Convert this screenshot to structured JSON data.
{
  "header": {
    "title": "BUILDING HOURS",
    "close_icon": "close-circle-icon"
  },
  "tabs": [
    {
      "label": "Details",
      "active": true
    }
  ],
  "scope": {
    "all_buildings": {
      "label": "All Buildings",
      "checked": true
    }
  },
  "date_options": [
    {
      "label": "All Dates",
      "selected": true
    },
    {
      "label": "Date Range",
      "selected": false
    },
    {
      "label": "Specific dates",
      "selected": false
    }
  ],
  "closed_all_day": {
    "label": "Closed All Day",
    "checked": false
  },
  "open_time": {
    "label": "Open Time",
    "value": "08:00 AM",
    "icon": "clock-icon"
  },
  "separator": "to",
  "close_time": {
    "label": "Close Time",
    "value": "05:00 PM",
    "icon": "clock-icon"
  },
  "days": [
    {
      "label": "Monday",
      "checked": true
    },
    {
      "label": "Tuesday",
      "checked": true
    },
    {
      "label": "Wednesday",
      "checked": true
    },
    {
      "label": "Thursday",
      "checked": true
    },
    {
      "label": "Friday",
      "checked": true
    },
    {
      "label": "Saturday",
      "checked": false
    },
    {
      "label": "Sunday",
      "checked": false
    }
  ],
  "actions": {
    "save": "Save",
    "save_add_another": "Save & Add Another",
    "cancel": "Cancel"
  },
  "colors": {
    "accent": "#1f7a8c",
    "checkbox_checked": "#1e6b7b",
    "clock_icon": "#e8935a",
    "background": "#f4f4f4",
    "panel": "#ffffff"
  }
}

++++++++

**Aim:** Retype each record exactly, leaving nothing out.

**Reply to the task:**
Convert this screenshot to structured JSON data.
{
  "header": {
    "title": "BUILDING HOURS",
    "close_icon": "close-circle-icon"
  },
  "tabs": [
    {
      "label": "Details",
      "active": true
    }
  ],
  "scope": {
    "all_buildings": {
      "label": "All Buildings",
      "checked": true
    }
  },
  "date_options": [
    {
      "label": "All Dates",
      "selected": true
    },
    {
      "label": "Date Range",
      "selected": false
    },
    {
      "label": "Specific dates",
      "selected": false
    }
  ],
  "closed_all_day": {
    "label": "Closed All Day",
    "checked": false
  },
  "open_time": {
    "label": "Open Time",
    "value": "08:00 AM",
    "icon": "clock-icon"
  },
  "separator": "to",
  "close_time": {
    "label": "Close Time",
    "value": "05:00 PM",
    "icon": "clock-icon"
  },
  "days": [
    {
      "label": "Monday",
      "checked": true
    },
    {
      "label": "Tuesday",
      "checked": true
    },
    {
      "label": "Wednesday",
      "checked": true
    },
    {
      "label": "Thursday",
      "checked": true
    },
    {
      "label": "Friday",
      "checked": true
    },
    {
      "label": "Saturday",
      "checked": false
    },
    {
      "label": "Sunday",
      "checked": false
    }
  ],
  "actions": {
    "save": "Save",
    "save_add_another": "Save & Add Another",
    "cancel": "Cancel"
  },
  "colors": {
    "accent": "#1f7a8c",
    "checkbox_checked": "#1e6b7b",
    "clock_icon": "#e8935a",
    "background": "#f4f4f4",
    "panel": "#ffffff"
  }
}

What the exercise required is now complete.